▶ **What is asked**:
Can you write out the whole listing exactly?

▶ **Records shown**:
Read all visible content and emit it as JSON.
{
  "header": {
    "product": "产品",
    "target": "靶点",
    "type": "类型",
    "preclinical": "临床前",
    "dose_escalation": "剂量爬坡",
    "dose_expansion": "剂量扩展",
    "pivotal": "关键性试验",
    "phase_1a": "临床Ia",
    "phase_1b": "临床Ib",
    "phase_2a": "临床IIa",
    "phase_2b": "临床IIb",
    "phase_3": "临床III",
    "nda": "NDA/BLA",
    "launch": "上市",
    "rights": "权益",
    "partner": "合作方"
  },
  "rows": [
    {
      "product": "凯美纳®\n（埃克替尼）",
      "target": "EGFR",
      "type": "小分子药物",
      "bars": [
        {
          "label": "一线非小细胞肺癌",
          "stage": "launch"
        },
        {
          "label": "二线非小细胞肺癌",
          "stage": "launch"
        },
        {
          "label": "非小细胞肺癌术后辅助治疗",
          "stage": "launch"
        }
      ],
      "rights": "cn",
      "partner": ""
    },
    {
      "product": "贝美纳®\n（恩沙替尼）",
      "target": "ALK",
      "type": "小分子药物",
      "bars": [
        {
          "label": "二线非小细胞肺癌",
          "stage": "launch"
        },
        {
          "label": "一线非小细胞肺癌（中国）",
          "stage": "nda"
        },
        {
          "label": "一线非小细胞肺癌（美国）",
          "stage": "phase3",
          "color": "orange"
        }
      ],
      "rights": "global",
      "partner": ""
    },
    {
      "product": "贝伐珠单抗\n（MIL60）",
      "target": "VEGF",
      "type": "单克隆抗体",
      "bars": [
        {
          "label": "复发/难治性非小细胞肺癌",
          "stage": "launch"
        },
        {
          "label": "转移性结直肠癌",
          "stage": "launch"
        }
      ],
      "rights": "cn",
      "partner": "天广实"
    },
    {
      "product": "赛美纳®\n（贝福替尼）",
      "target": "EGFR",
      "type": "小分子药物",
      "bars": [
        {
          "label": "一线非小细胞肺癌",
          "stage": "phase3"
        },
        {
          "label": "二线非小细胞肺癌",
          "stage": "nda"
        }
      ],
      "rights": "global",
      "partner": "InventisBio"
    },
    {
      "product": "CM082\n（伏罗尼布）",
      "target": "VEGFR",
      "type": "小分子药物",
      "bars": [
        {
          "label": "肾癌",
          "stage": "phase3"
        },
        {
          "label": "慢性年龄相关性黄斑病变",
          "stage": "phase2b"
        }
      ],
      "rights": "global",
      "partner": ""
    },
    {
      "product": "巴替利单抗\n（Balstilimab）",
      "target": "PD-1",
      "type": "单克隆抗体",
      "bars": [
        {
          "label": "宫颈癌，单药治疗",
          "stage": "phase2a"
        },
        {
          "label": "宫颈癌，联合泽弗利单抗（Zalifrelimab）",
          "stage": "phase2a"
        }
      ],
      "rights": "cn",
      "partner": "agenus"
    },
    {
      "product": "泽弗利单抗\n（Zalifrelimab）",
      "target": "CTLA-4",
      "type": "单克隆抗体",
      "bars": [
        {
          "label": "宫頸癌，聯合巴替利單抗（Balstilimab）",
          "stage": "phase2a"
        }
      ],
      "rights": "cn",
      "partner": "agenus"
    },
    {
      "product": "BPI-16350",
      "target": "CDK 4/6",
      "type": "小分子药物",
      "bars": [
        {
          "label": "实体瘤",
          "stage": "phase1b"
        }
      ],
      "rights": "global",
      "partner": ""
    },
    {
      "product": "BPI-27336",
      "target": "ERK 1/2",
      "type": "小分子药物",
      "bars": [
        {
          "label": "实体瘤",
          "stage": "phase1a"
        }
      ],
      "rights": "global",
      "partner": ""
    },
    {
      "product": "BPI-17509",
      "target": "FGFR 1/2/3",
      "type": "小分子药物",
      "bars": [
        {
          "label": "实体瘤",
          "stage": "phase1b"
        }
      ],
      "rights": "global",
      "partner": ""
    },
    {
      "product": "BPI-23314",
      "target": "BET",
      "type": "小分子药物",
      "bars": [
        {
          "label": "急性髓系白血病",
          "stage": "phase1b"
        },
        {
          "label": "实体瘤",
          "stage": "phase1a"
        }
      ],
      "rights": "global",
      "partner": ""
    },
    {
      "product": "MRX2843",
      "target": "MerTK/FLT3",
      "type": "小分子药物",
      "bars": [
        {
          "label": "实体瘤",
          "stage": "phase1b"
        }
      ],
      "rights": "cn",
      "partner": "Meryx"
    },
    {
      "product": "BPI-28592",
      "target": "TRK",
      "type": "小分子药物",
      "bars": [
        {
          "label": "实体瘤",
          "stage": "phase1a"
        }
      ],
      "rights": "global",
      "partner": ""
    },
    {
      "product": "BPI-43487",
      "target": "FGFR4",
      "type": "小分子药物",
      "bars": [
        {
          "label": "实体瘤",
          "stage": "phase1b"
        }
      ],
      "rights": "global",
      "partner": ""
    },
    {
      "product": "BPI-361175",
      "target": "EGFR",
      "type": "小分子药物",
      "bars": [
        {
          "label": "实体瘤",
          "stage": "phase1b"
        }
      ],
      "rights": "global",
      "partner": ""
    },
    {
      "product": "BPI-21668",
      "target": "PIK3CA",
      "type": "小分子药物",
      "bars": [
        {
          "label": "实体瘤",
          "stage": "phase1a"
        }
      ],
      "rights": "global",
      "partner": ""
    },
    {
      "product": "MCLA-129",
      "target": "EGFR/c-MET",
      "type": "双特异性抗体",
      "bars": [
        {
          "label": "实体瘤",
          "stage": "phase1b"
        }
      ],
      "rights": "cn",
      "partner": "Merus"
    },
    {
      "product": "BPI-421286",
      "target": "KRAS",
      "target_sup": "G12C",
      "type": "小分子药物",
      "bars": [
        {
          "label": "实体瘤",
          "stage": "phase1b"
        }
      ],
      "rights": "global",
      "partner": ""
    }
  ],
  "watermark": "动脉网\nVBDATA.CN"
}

▶ **Result of the task**:
Read all visible content and emit it as JSON.
{
  "header": {
    "product": "产品",
    "target": "靶点",
    "type": "类型",
    "preclinical": "临床前",
    "dose_escalation": "剂量爬坡",
    "dose_expansion": "剂量扩展",
    "pivotal": "关键性试验",
    "phase_1a": "临床Ia",
    "phase_1b": "临床Ib",
    "phase_2a": "临床IIa",
    "phase_2b": "临床IIb",
    "phase_3": "临床III",
    "nda": "NDA/BLA",
    "launch": "上市",
    "rights": "权益",
    "partner": "合作方"
  },
  "rows": [
    {
      "product": "凯美纳®\n（埃克替尼）",
      "target": "EGFR",
      "type": "小分子药物",
      "bars": [
        {
          "label": "一线非小细胞肺癌",
          "stage": "launch"
        },
        {
          "label": "二线非小细胞肺癌",
          "stage": "launch"
        },
        {
          "label": "非小细胞肺癌术后辅助治疗",
          "stage": "launch"
        }
      ],
      "rights": "cn",
      "partner": ""
    },
    {
      "product": "贝美纳®\n（恩沙替尼）",
      "target": "ALK",
      "type": "小分子药物",
      "bars": [
        {
          "label": "二线非小细胞肺癌",
          "stage": "launch"
        },
        {
          "label": "一线非小细胞肺癌（中国）",
          "stage": "nda"
        },
        {
          "label": "一线非小细胞肺癌（美国）",
          "stage": "phase3",
          "color": "orange"
        }
      ],
      "rights": "global",
      "partner": ""
    },
    {
      "product": "贝伐珠单抗\n（MIL60）",
      "target": "VEGF",
      "type": "单克隆抗体",
      "bars": [
        {
          "label": "复发/难治性非小细胞肺癌",
          "stage": "launch"
        },
        {
          "label": "转移性结直肠癌",
          "stage": "launch"
        }
      ],
      "rights": "cn",
      "partner": "天广实"
    },
    {
      "product": "赛美纳®\n（贝福替尼）",
      "target": "EGFR",
      "type": "小分子药物",
      "bars": [
        {
          "label": "一线非小细胞肺癌",
          "stage": "phase3"
        },
        {
          "label": "二线非小细胞肺癌",
          "stage": "nda"
        }
      ],
      "rights": "global",
      "partner": "InventisBio"
    },
    {
      "product": "CM082\n（伏罗尼布）",
      "target": "VEGFR",
      "type": "小分子药物",
      "bars": [
        {
          "label": "肾癌",
          "stage": "phase3"
        },
        {
          "label": "慢性年龄相关性黄斑病变",
          "stage": "phase2b"
        }
      ],
      "rights": "global",
      "partner": ""
    },
    {
      "product": "巴替利单抗\n（Balstilimab）",
      "target": "PD-1",
      "type": "单克隆抗体",
      "bars": [
        {
          "label": "宫颈癌，单药治疗",
          "stage": "phase2a"
        },
        {
          "label": "宫颈癌，联合泽弗利单抗（Zalifrelimab）",
          "stage": "phase2a"
        }
      ],
      "rights": "cn",
      "partner": "agenus"
    },
    {
      "product": "泽弗利单抗\n（Zalifrelimab）",
      "target": "CTLA-4",
      "type": "单克隆抗体",
      "bars": [
        {
          "label": "宫頸癌，聯合巴替利單抗（Balstilimab）",
          "stage": "phase2a"
        }
      ],
      "rights": "cn",
      "partner": "agenus"
    },
    {
      "product": "BPI-16350",
      "target": "CDK 4/6",
      "type": "小分子药物",
      "bars": [
        {
          "label": "实体瘤",
          "stage": "phase1b"
        }
      ],
      "rights": "global",
      "partner": ""
    },
    {
      "product": "BPI-27336",
      "target": "ERK 1/2",
      "type": "小分子药物",
      "bars": [
        {
          "label": "实体瘤",
          "stage": "phase1a"
        }
      ],
      "rights": "global",
      "partner": ""
    },
    {
      "product": "BPI-17509",
      "target": "FGFR 1/2/3",
      "type": "小分子药物",
      "bars": [
        {
          "label": "实体瘤",
          "stage": "phase1b"
        }
      ],
      "rights": "global",
      "partner": ""
    },
    {
      "product": "BPI-23314",
      "target": "BET",
      "type": "小分子药物",
      "bars": [
        {
          "label": "急性髓系白血病",
          "stage": "phase1b"
        },
        {
          "label": "实体瘤",
          "stage": "phase1a"
        }
      ],
      "rights": "global",
      "partner": ""
    },
    {
      "product": "MRX2843",
      "target": "MerTK/FLT3",
      "type": "小分子药物",
      "bars": [
        {
          "label": "实体瘤",
          "stage": "phase1b"
        }
      ],
      "rights": "cn",
      "partner": "Meryx"
    },
    {
      "product": "BPI-28592",
      "target": "TRK",
      "type": "小分子药物",
      "bars": [
        {
          "label": "实体瘤",
          "stage": "phase1a"
        }
      ],
      "rights": "global",
      "partner": ""
    },
    {
      "product": "BPI-43487",
      "target": "FGFR4",
      "type": "小分子药物",
      "bars": [
        {
          "label": "实体瘤",
          "stage": "phase1b"
        }
      ],
      "rights": "global",
      "partner": ""
    },
    {
      "product": "BPI-361175",
      "target": "EGFR",
      "type": "小分子药物",
      "bars": [
        {
          "label": "实体瘤",
          "stage": "phase1b"
        }
      ],
      "rights": "global",
      "partner": ""
    },
    {
      "product": "BPI-21668",
      "target": "PIK3CA",
      "type": "小分子药物",
      "bars": [
        {
          "label": "实体瘤",
          "stage": "phase1a"
        }
      ],
      "rights": "global",
      "partner": ""
    },
    {
      "product": "MCLA-129",
      "target": "EGFR/c-MET",
      "type": "双特异性抗体",
      "bars": [
        {
          "label": "实体瘤",
          "stage": "phase1b"
        }
      ],
      "rights": "cn",
      "partner": "Merus"
    },
    {
      "product": "BPI-421286",
      "target": "KRAS",
      "target_sup": "G12C",
      "type": "小分子药物",
      "bars": [
        {
          "label": "实体瘤",
          "stage": "phase1b"
        }
      ],
      "rights": "global",
      "partner": ""
    }
  ],
  "watermark": "动脉网\nVBDATA.CN"
}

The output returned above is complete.